Please set down all the lines beneath this one exactly, without the pictures.

━━━━━ Exercise inputs ━━━━━

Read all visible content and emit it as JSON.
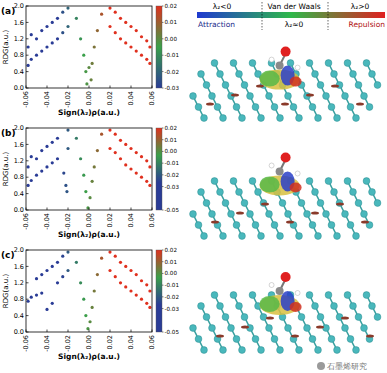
{
  "chart_data": [
    {
      "type": "scatter",
      "panel_label": "(a)",
      "x_label": "Sign(λ₂)ρ(a.u.)",
      "y_label": "RDG(a.u.)",
      "xlim": [
        -0.06,
        0.06
      ],
      "ylim": [
        0,
        2
      ],
      "xticks": [
        -0.06,
        -0.04,
        -0.02,
        {
          "value": 0,
          "label": "0.00"
        },
        0.02,
        0.04,
        0.06
      ],
      "yticks": [
        {
          "value": 0,
          "label": "0.0"
        },
        0.4,
        0.8,
        1.2,
        1.6,
        {
          "value": 2,
          "label": "2.0"
        }
      ],
      "x": [
        -0.058,
        -0.058,
        -0.055,
        -0.055,
        -0.05,
        -0.05,
        -0.045,
        -0.045,
        -0.04,
        -0.04,
        -0.035,
        -0.035,
        -0.03,
        -0.03,
        -0.025,
        -0.025,
        -0.02,
        -0.02,
        -0.012,
        -0.008,
        -0.005,
        -0.003,
        -0.002,
        0.0,
        0.002,
        0.003,
        0.005,
        0.008,
        0.012,
        0.02,
        0.02,
        0.025,
        0.025,
        0.03,
        0.03,
        0.035,
        0.035,
        0.04,
        0.04,
        0.045,
        0.045,
        0.05,
        0.05,
        0.055,
        0.055,
        0.058,
        0.058
      ],
      "values": [
        0.55,
        1.0,
        0.7,
        1.3,
        0.8,
        1.2,
        0.9,
        1.4,
        1.0,
        1.5,
        1.1,
        1.6,
        1.2,
        1.7,
        1.35,
        1.85,
        1.5,
        1.95,
        1.7,
        1.2,
        0.8,
        0.4,
        0.1,
        0.5,
        0.2,
        0.6,
        1.0,
        1.4,
        1.8,
        1.5,
        1.95,
        1.35,
        1.85,
        1.2,
        1.7,
        1.1,
        1.6,
        1.0,
        1.5,
        0.9,
        1.4,
        0.8,
        1.25,
        0.7,
        1.15,
        0.6,
        1.0
      ],
      "colorbar": {
        "range": [
          -0.03,
          0.02
        ],
        "ticks": [
          0.02,
          0.01,
          {
            "value": 0,
            "label": "0.00"
          },
          -0.01,
          -0.02,
          -0.03
        ],
        "colors": [
          "#2a3c96",
          "#3aa04a",
          "#e0301e"
        ]
      }
    },
    {
      "type": "scatter",
      "panel_label": "(b)",
      "x_label": "Sign(λ₂)ρ(a.u.)",
      "y_label": "RDG(a.u.)",
      "xlim": [
        -0.06,
        0.06
      ],
      "ylim": [
        0,
        2
      ],
      "xticks": [
        -0.06,
        -0.04,
        -0.02,
        {
          "value": 0,
          "label": "0.00"
        },
        0.02,
        0.04,
        0.06
      ],
      "yticks": [
        {
          "value": 0,
          "label": "0.0"
        },
        0.4,
        0.8,
        1.2,
        1.6,
        {
          "value": 2,
          "label": "2.0"
        }
      ],
      "x": [
        -0.058,
        -0.058,
        -0.055,
        -0.055,
        -0.05,
        -0.05,
        -0.045,
        -0.045,
        -0.04,
        -0.04,
        -0.035,
        -0.035,
        -0.03,
        -0.03,
        -0.024,
        -0.022,
        -0.021,
        -0.02,
        -0.02,
        -0.012,
        -0.008,
        -0.005,
        -0.003,
        -0.001,
        0.001,
        0.003,
        0.005,
        0.008,
        0.012,
        0.02,
        0.02,
        0.025,
        0.025,
        0.03,
        0.03,
        0.035,
        0.035,
        0.04,
        0.04,
        0.045,
        0.045,
        0.05,
        0.05,
        0.055,
        0.055,
        0.058,
        0.058
      ],
      "values": [
        0.6,
        1.05,
        0.72,
        1.3,
        0.85,
        1.25,
        0.95,
        1.45,
        1.05,
        1.55,
        1.15,
        1.65,
        1.25,
        1.75,
        0.9,
        0.6,
        0.45,
        1.5,
        1.95,
        1.75,
        1.25,
        0.85,
        0.45,
        0.05,
        0.3,
        0.7,
        1.05,
        1.45,
        1.85,
        1.5,
        1.95,
        1.4,
        1.85,
        1.25,
        1.7,
        1.1,
        1.6,
        1.0,
        1.5,
        0.9,
        1.4,
        0.8,
        1.3,
        0.7,
        1.2,
        0.6,
        1.05
      ],
      "colorbar": {
        "range": [
          -0.05,
          0.02
        ],
        "ticks": [
          0.02,
          0.01,
          {
            "value": 0,
            "label": "0.00"
          },
          -0.01,
          -0.02,
          -0.03,
          -0.05
        ],
        "colors": [
          "#2a3c96",
          "#2a3c96",
          "#3aa04a",
          "#e0301e"
        ]
      }
    },
    {
      "type": "scatter",
      "panel_label": "(c)",
      "x_label": "Sign(λ₂)ρ(a.u.)",
      "y_label": "RDG(a.u.)",
      "xlim": [
        -0.06,
        0.06
      ],
      "ylim": [
        0,
        2
      ],
      "xticks": [
        -0.06,
        -0.04,
        -0.02,
        {
          "value": 0,
          "label": "0.00"
        },
        0.02,
        0.04,
        0.06
      ],
      "yticks": [
        {
          "value": 0,
          "label": "0.0"
        },
        0.4,
        0.8,
        1.2,
        1.6,
        {
          "value": 2,
          "label": "2.0"
        }
      ],
      "x": [
        -0.058,
        -0.055,
        -0.05,
        -0.05,
        -0.045,
        -0.045,
        -0.04,
        -0.04,
        -0.035,
        -0.035,
        -0.03,
        -0.03,
        -0.025,
        -0.025,
        -0.02,
        -0.02,
        -0.012,
        -0.008,
        -0.005,
        -0.003,
        -0.001,
        0.001,
        0.003,
        0.005,
        0.008,
        0.012,
        0.02,
        0.02,
        0.025,
        0.025,
        0.03,
        0.03,
        0.035,
        0.035,
        0.04,
        0.04,
        0.045,
        0.045,
        0.05,
        0.05,
        0.055,
        0.055,
        0.058,
        0.058
      ],
      "values": [
        0.75,
        0.85,
        0.9,
        1.3,
        0.95,
        1.4,
        0.55,
        1.5,
        0.7,
        1.6,
        1.2,
        1.7,
        1.35,
        1.85,
        1.5,
        1.95,
        1.7,
        1.2,
        0.8,
        0.4,
        0.08,
        0.25,
        0.6,
        1.0,
        1.4,
        1.8,
        1.5,
        1.95,
        1.35,
        1.85,
        1.2,
        1.7,
        1.1,
        1.6,
        1.0,
        1.5,
        0.9,
        1.4,
        0.8,
        1.25,
        0.7,
        1.15,
        0.6,
        1.0
      ],
      "colorbar": {
        "range": [
          -0.05,
          0.02
        ],
        "ticks": [
          0.02,
          0.01,
          {
            "value": 0,
            "label": "0.00"
          },
          -0.01,
          -0.02,
          -0.03,
          -0.05
        ],
        "colors": [
          "#2a3c96",
          "#2a3c96",
          "#3aa04a",
          "#e0301e"
        ]
      }
    }
  ],
  "rdg_legend": {
    "left": "λ₂<0",
    "middle": "Van der Waals",
    "middle_sub": "λ₂≈0",
    "right": "λ₂>0",
    "left_label": "Attraction",
    "right_label": "Repulsion",
    "colors": [
      "#1f3ad0",
      "#2fb84a",
      "#e02020"
    ]
  },
  "watermark": "石墨烯研究"
}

━━━━━

## Response to the task
Read all visible content and emit it as JSON.
{
  "chart_data": [
    {
      "type": "scatter",
      "panel_label": "(a)",
      "x_label": "Sign(λ₂)ρ(a.u.)",
      "y_label": "RDG(a.u.)",
      "xlim": [
        -0.06,
        0.06
      ],
      "ylim": [
        0,
        2
      ],
      "xticks": [
        -0.06,
        -0.04,
        -0.02,
        {
          "value": 0,
          "label": "0.00"
        },
        0.02,
        0.04,
        0.06
      ],
      "yticks": [
        {
          "value": 0,
          "label": "0.0"
        },
        0.4,
        0.8,
        1.2,
        1.6,
        {
          "value": 2,
          "label": "2.0"
        }
      ],
      "x": [
        -0.058,
        -0.058,
        -0.055,
        -0.055,
        -0.05,
        -0.05,
        -0.045,
        -0.045,
        -0.04,
        -0.04,
        -0.035,
        -0.035,
        -0.03,
        -0.03,
        -0.025,
        -0.025,
        -0.02,
        -0.02,
        -0.012,
        -0.008,
        -0.005,
        -0.003,
        -0.002,
        0.0,
        0.002,
        0.003,
        0.005,
        0.008,
        0.012,
        0.02,
        0.02,
        0.025,
        0.025,
        0.03,
        0.03,
        0.035,
        0.035,
        0.04,
        0.04,
        0.045,
        0.045,
        0.05,
        0.05,
        0.055,
        0.055,
        0.058,
        0.058
      ],
      "values": [
        0.55,
        1.0,
        0.7,
        1.3,
        0.8,
        1.2,
        0.9,
        1.4,
        1.0,
        1.5,
        1.1,
        1.6,
        1.2,
        1.7,
        1.35,
        1.85,
        1.5,
        1.95,
        1.7,
        1.2,
        0.8,
        0.4,
        0.1,
        0.5,
        0.2,
        0.6,
        1.0,
        1.4,
        1.8,
        1.5,
        1.95,
        1.35,
        1.85,
        1.2,
        1.7,
        1.1,
        1.6,
        1.0,
        1.5,
        0.9,
        1.4,
        0.8,
        1.25,
        0.7,
        1.15,
        0.6,
        1.0
      ],
      "colorbar": {
        "range": [
          -0.03,
          0.02
        ],
        "ticks": [
          0.02,
          0.01,
          {
            "value": 0,
            "label": "0.00"
          },
          -0.01,
          -0.02,
          -0.03
        ],
        "colors": [
          "#2a3c96",
          "#3aa04a",
          "#e0301e"
        ]
      }
    },
    {
      "type": "scatter",
      "panel_label": "(b)",
      "x_label": "Sign(λ₂)ρ(a.u.)",
      "y_label": "RDG(a.u.)",
      "xlim": [
        -0.06,
        0.06
      ],
      "ylim": [
        0,
        2
      ],
      "xticks": [
        -0.06,
        -0.04,
        -0.02,
        {
          "value": 0,
          "label": "0.00"
        },
        0.02,
        0.04,
        0.06
      ],
      "yticks": [
        {
          "value": 0,
          "label": "0.0"
        },
        0.4,
        0.8,
        1.2,
        1.6,
        {
          "value": 2,
          "label": "2.0"
        }
      ],
      "x": [
        -0.058,
        -0.058,
        -0.055,
        -0.055,
        -0.05,
        -0.05,
        -0.045,
        -0.045,
        -0.04,
        -0.04,
        -0.035,
        -0.035,
        -0.03,
        -0.03,
        -0.024,
        -0.022,
        -0.021,
        -0.02,
        -0.02,
        -0.012,
        -0.008,
        -0.005,
        -0.003,
        -0.001,
        0.001,
        0.003,
        0.005,
        0.008,
        0.012,
        0.02,
        0.02,
        0.025,
        0.025,
        0.03,
        0.03,
        0.035,
        0.035,
        0.04,
        0.04,
        0.045,
        0.045,
        0.05,
        0.05,
        0.055,
        0.055,
        0.058,
        0.058
      ],
      "values": [
        0.6,
        1.05,
        0.72,
        1.3,
        0.85,
        1.25,
        0.95,
        1.45,
        1.05,
        1.55,
        1.15,
        1.65,
        1.25,
        1.75,
        0.9,
        0.6,
        0.45,
        1.5,
        1.95,
        1.75,
        1.25,
        0.85,
        0.45,
        0.05,
        0.3,
        0.7,
        1.05,
        1.45,
        1.85,
        1.5,
        1.95,
        1.4,
        1.85,
        1.25,
        1.7,
        1.1,
        1.6,
        1.0,
        1.5,
        0.9,
        1.4,
        0.8,
        1.3,
        0.7,
        1.2,
        0.6,
        1.05
      ],
      "colorbar": {
        "range": [
          -0.05,
          0.02
        ],
        "ticks": [
          0.02,
          0.01,
          {
            "value": 0,
            "label": "0.00"
          },
          -0.01,
          -0.02,
          -0.03,
          -0.05
        ],
        "colors": [
          "#2a3c96",
          "#2a3c96",
          "#3aa04a",
          "#e0301e"
        ]
      }
    },
    {
      "type": "scatter",
      "panel_label": "(c)",
      "x_label": "Sign(λ₂)ρ(a.u.)",
      "y_label": "RDG(a.u.)",
      "xlim": [
        -0.06,
        0.06
      ],
      "ylim": [
        0,
        2
      ],
      "xticks": [
        -0.06,
        -0.04,
        -0.02,
        {
          "value": 0,
          "label": "0.00"
        },
        0.02,
        0.04,
        0.06
      ],
      "yticks": [
        {
          "value": 0,
          "label": "0.0"
        },
        0.4,
        0.8,
        1.2,
        1.6,
        {
          "value": 2,
          "label": "2.0"
        }
      ],
      "x": [
        -0.058,
        -0.055,
        -0.05,
        -0.05,
        -0.045,
        -0.045,
        -0.04,
        -0.04,
        -0.035,
        -0.035,
        -0.03,
        -0.03,
        -0.025,
        -0.025,
        -0.02,
        -0.02,
        -0.012,
        -0.008,
        -0.005,
        -0.003,
        -0.001,
        0.001,
        0.003,
        0.005,
        0.008,
        0.012,
        0.02,
        0.02,
        0.025,
        0.025,
        0.03,
        0.03,
        0.035,
        0.035,
        0.04,
        0.04,
        0.045,
        0.045,
        0.05,
        0.05,
        0.055,
        0.055,
        0.058,
        0.058
      ],
      "values": [
        0.75,
        0.85,
        0.9,
        1.3,
        0.95,
        1.4,
        0.55,
        1.5,
        0.7,
        1.6,
        1.2,
        1.7,
        1.35,
        1.85,
        1.5,
        1.95,
        1.7,
        1.2,
        0.8,
        0.4,
        0.08,
        0.25,
        0.6,
        1.0,
        1.4,
        1.8,
        1.5,
        1.95,
        1.35,
        1.85,
        1.2,
        1.7,
        1.1,
        1.6,
        1.0,
        1.5,
        0.9,
        1.4,
        0.8,
        1.25,
        0.7,
        1.15,
        0.6,
        1.0
      ],
      "colorbar": {
        "range": [
          -0.05,
          0.02
        ],
        "ticks": [
          0.02,
          0.01,
          {
            "value": 0,
            "label": "0.00"
          },
          -0.01,
          -0.02,
          -0.03,
          -0.05
        ],
        "colors": [
          "#2a3c96",
          "#2a3c96",
          "#3aa04a",
          "#e0301e"
        ]
      }
    }
  ],
  "rdg_legend": {
    "left": "λ₂<0",
    "middle": "Van der Waals",
    "middle_sub": "λ₂≈0",
    "right": "λ₂>0",
    "left_label": "Attraction",
    "right_label": "Repulsion",
    "colors": [
      "#1f3ad0",
      "#2fb84a",
      "#e02020"
    ]
  },
  "watermark": "石墨烯研究"
}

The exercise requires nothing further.